▸ Dataset records:
****************

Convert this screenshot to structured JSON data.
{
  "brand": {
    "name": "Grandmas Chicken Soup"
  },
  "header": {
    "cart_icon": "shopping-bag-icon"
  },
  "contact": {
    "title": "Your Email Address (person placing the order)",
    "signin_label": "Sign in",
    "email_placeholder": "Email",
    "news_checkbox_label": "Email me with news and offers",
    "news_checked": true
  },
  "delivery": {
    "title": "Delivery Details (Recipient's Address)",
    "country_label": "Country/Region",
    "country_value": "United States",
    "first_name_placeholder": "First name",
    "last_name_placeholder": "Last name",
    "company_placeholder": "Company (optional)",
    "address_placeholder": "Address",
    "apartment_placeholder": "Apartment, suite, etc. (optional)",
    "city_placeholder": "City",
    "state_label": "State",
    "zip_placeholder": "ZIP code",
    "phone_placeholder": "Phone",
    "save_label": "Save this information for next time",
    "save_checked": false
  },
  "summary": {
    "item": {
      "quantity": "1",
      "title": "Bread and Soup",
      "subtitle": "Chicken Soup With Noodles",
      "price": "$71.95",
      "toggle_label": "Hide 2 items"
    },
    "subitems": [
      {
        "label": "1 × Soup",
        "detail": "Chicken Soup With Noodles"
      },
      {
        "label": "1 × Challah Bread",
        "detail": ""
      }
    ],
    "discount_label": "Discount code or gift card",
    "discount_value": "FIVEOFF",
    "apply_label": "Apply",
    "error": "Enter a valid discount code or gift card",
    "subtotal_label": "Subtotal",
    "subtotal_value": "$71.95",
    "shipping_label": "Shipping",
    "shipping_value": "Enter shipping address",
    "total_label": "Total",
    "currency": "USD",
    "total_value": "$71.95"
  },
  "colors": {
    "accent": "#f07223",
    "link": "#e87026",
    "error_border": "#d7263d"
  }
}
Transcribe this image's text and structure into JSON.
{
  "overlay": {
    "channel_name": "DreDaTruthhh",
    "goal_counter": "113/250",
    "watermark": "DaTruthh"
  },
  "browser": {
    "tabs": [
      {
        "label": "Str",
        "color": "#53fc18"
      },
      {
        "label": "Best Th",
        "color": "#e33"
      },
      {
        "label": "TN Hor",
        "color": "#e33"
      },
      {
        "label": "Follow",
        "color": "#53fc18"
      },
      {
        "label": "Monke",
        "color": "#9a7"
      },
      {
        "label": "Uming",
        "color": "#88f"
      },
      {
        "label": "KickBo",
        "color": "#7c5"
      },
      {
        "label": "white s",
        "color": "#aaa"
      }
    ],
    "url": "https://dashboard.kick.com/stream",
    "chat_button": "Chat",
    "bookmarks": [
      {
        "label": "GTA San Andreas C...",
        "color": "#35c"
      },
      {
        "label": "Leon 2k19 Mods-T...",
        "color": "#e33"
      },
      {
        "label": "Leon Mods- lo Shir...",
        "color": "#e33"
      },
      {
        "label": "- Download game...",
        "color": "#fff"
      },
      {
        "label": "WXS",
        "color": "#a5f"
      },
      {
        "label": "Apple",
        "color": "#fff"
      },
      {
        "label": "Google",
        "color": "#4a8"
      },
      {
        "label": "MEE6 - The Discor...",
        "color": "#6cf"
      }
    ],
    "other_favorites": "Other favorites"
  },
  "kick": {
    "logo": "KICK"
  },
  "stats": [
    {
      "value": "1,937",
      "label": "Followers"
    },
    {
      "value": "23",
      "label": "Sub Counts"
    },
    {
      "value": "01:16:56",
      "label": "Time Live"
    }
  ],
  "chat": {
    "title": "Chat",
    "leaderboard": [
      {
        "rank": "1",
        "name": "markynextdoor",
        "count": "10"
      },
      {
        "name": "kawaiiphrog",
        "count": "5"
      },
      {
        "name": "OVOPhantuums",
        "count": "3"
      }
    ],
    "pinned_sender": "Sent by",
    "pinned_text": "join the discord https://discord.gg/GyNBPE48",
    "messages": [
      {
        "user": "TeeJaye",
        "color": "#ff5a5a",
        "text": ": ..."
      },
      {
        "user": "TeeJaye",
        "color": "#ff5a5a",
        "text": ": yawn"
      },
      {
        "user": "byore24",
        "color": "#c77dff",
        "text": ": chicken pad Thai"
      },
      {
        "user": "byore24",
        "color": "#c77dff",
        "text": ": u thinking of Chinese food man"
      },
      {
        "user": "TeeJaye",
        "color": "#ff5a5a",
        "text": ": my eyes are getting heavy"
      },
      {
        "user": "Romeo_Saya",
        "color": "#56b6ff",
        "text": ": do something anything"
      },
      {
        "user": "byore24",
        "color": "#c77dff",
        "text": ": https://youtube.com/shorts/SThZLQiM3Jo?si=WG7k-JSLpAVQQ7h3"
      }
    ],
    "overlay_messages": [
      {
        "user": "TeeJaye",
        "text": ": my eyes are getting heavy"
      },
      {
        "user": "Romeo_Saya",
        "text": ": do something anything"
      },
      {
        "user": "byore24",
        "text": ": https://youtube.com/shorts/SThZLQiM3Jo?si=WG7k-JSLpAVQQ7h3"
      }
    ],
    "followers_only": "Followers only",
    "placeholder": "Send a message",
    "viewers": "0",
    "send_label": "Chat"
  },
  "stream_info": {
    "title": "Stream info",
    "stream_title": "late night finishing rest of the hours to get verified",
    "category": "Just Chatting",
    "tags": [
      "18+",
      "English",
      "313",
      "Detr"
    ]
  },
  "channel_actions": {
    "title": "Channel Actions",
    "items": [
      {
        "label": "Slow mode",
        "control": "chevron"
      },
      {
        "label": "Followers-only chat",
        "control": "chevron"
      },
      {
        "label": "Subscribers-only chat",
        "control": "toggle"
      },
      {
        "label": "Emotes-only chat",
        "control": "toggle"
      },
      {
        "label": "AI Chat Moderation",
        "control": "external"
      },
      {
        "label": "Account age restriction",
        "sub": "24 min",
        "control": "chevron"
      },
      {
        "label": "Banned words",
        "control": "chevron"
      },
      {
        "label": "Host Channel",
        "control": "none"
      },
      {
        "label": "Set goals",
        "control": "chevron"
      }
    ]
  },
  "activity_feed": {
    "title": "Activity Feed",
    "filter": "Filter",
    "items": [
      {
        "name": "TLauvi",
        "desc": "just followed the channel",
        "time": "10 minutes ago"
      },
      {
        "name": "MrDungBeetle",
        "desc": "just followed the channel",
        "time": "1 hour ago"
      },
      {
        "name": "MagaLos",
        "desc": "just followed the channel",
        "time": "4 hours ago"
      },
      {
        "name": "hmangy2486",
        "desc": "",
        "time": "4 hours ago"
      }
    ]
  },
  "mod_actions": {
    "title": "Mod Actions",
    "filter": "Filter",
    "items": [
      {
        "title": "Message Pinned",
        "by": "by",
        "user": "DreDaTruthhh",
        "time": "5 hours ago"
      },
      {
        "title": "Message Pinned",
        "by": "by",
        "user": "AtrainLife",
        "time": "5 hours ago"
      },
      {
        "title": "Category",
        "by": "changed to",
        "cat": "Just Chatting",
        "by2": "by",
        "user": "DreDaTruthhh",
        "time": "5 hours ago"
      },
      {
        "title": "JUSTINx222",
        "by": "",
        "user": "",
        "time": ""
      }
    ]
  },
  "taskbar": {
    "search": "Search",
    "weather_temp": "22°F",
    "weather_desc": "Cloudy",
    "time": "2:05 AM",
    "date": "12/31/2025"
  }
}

****************

▸ What to produce: From the entries above, copy out every line where the string "https" appears.

▸ Finished exercise:
    "url": "https://dashboard.kick.com/stream",
    "pinned_text": "join the discord https://discord.gg/GyNBPE48",
        "text": ": https://youtube.com/shorts/SThZLQiM3Jo?si=WG7k-JSLpAVQQ7h3"
        "text": ": https://youtube.com/shorts/SThZLQiM3Jo?si=WG7k-JSLpAVQQ7h3"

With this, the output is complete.